* **SOURCE DATA**:
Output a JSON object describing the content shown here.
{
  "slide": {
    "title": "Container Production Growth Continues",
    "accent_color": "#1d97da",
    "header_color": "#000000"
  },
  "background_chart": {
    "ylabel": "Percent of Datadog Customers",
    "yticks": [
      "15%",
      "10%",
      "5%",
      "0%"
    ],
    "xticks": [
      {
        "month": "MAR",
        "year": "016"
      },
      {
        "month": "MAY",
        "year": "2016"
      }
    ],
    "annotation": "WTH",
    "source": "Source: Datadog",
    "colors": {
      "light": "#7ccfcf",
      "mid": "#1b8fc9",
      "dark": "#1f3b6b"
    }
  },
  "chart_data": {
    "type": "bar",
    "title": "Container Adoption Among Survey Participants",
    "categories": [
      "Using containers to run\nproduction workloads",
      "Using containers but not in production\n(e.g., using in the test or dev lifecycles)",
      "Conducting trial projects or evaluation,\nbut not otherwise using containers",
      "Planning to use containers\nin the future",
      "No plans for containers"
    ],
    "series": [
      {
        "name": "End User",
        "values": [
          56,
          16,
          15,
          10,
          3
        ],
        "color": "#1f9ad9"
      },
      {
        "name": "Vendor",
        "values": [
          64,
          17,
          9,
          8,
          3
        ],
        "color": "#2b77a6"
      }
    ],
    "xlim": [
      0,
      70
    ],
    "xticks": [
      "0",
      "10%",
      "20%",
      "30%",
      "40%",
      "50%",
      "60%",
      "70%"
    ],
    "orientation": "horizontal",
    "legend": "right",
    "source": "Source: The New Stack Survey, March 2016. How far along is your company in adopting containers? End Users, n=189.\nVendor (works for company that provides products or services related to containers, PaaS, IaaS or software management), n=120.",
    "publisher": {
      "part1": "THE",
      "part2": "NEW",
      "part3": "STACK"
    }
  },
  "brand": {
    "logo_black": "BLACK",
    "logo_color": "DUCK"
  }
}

* **TASK TO COMPLETE**: Reproduce the records word for word.

* **COMPLETE ANSWER**:
Output a JSON object describing the content shown here.
{
  "slide": {
    "title": "Container Production Growth Continues",
    "accent_color": "#1d97da",
    "header_color": "#000000"
  },
  "background_chart": {
    "ylabel": "Percent of Datadog Customers",
    "yticks": [
      "15%",
      "10%",
      "5%",
      "0%"
    ],
    "xticks": [
      {
        "month": "MAR",
        "year": "016"
      },
      {
        "month": "MAY",
        "year": "2016"
      }
    ],
    "annotation": "WTH",
    "source": "Source: Datadog",
    "colors": {
      "light": "#7ccfcf",
      "mid": "#1b8fc9",
      "dark": "#1f3b6b"
    }
  },
  "chart_data": {
    "type": "bar",
    "title": "Container Adoption Among Survey Participants",
    "categories": [
      "Using containers to run\nproduction workloads",
      "Using containers but not in production\n(e.g., using in the test or dev lifecycles)",
      "Conducting trial projects or evaluation,\nbut not otherwise using containers",
      "Planning to use containers\nin the future",
      "No plans for containers"
    ],
    "series": [
      {
        "name": "End User",
        "values": [
          56,
          16,
          15,
          10,
          3
        ],
        "color": "#1f9ad9"
      },
      {
        "name": "Vendor",
        "values": [
          64,
          17,
          9,
          8,
          3
        ],
        "color": "#2b77a6"
      }
    ],
    "xlim": [
      0,
      70
    ],
    "xticks": [
      "0",
      "10%",
      "20%",
      "30%",
      "40%",
      "50%",
      "60%",
      "70%"
    ],
    "orientation": "horizontal",
    "legend": "right",
    "source": "Source: The New Stack Survey, March 2016. How far along is your company in adopting containers? End Users, n=189.\nVendor (works for company that provides products or services related to containers, PaaS, IaaS or software management), n=120.",
    "publisher": {
      "part1": "THE",
      "part2": "NEW",
      "part3": "STACK"
    }
  },
  "brand": {
    "logo_black": "BLACK",
    "logo_color": "DUCK"
  }
}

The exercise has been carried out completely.